> **Source records**
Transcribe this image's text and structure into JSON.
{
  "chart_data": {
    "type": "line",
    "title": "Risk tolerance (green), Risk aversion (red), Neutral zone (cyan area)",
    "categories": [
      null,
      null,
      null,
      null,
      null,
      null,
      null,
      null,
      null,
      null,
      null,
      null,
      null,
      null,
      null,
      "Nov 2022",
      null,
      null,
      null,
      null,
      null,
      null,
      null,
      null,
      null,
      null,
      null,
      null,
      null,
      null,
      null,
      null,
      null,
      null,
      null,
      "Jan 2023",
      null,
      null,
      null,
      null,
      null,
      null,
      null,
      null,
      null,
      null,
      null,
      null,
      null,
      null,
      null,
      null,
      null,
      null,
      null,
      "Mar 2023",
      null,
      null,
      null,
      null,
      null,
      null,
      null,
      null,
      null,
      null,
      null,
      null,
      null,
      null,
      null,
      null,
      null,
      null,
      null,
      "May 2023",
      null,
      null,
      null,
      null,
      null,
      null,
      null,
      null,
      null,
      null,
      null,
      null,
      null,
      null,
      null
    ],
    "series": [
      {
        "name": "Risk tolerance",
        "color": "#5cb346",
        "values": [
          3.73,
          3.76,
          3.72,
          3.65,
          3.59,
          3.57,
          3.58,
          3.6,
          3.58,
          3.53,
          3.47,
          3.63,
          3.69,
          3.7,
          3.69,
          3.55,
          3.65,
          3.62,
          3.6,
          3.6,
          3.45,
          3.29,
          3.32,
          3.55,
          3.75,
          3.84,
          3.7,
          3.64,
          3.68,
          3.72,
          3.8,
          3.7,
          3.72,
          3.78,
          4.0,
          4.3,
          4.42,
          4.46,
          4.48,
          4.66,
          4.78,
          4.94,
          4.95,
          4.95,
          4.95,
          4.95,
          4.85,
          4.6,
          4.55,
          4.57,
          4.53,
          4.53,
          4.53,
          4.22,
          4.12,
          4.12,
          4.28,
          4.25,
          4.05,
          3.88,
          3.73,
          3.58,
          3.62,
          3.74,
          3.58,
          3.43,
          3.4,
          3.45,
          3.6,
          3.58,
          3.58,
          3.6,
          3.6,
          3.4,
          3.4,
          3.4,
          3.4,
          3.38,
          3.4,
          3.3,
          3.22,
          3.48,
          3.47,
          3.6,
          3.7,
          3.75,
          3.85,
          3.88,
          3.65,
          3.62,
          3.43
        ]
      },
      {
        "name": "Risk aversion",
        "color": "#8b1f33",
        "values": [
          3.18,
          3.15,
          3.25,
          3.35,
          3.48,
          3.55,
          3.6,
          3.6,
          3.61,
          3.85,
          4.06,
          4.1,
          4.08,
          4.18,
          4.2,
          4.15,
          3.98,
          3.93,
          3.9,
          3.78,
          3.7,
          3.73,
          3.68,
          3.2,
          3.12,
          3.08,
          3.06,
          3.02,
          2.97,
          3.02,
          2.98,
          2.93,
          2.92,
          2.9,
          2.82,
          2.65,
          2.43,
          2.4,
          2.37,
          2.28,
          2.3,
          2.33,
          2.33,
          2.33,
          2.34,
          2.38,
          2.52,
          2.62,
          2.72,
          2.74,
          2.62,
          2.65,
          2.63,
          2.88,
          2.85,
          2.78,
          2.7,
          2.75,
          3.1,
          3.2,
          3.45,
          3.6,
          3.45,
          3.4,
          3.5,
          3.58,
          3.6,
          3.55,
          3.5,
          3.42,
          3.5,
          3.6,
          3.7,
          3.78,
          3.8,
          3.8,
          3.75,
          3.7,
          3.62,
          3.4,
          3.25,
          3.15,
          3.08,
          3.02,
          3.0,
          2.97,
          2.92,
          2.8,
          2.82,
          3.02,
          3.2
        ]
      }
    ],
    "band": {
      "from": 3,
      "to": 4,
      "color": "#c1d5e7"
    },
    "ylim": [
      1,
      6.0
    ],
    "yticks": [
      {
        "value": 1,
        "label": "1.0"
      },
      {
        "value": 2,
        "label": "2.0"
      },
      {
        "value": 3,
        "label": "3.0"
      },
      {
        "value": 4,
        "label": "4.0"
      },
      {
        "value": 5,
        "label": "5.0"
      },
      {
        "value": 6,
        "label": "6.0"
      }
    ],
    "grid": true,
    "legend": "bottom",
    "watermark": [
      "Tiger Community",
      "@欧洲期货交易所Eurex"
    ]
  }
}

> **Work required**
Report the number of lines holding the string "name", without any other words.

> **Response to this exercise**
2